Direction: Copy everything in the listing below word for word, apart from any images.

Records shown:
* begin *

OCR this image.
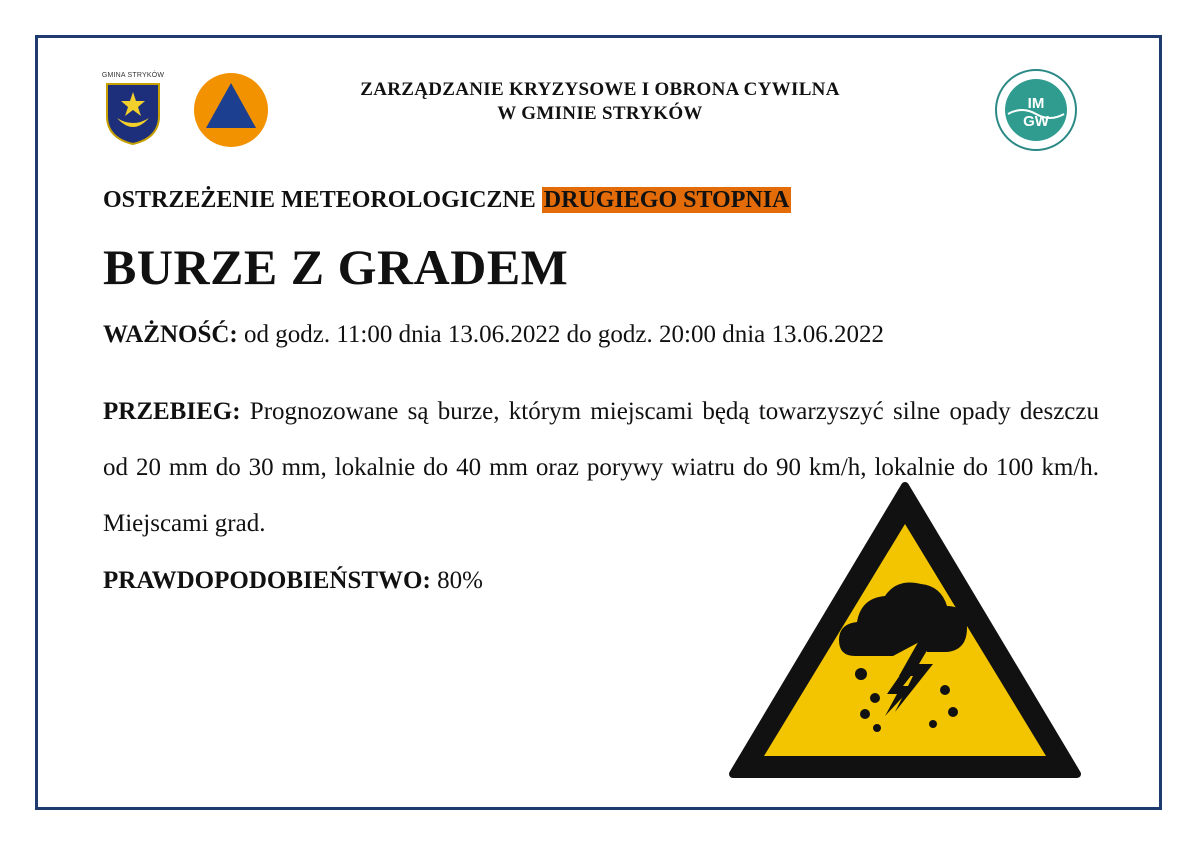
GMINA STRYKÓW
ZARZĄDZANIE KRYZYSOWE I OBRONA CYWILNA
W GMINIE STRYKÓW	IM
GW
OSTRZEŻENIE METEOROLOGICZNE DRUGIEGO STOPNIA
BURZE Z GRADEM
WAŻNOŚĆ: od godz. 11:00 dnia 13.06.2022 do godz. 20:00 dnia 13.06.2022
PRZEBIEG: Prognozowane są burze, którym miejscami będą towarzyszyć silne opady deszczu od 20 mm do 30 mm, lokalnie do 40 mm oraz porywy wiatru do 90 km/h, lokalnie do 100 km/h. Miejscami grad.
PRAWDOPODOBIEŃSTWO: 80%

* end *

Written answer:
OCR this image.
GMINA STRYKÓW
ZARZĄDZANIE KRYZYSOWE I OBRONA CYWILNA
W GMINIE STRYKÓW	IM
GW
OSTRZEŻENIE METEOROLOGICZNE DRUGIEGO STOPNIA
BURZE Z GRADEM
WAŻNOŚĆ: od godz. 11:00 dnia 13.06.2022 do godz. 20:00 dnia 13.06.2022
PRZEBIEG: Prognozowane są burze, którym miejscami będą towarzyszyć silne opady deszczu od 20 mm do 30 mm, lokalnie do 40 mm oraz porywy wiatru do 90 km/h, lokalnie do 100 km/h. Miejscami grad.
PRAWDOPODOBIEŃSTWO: 80%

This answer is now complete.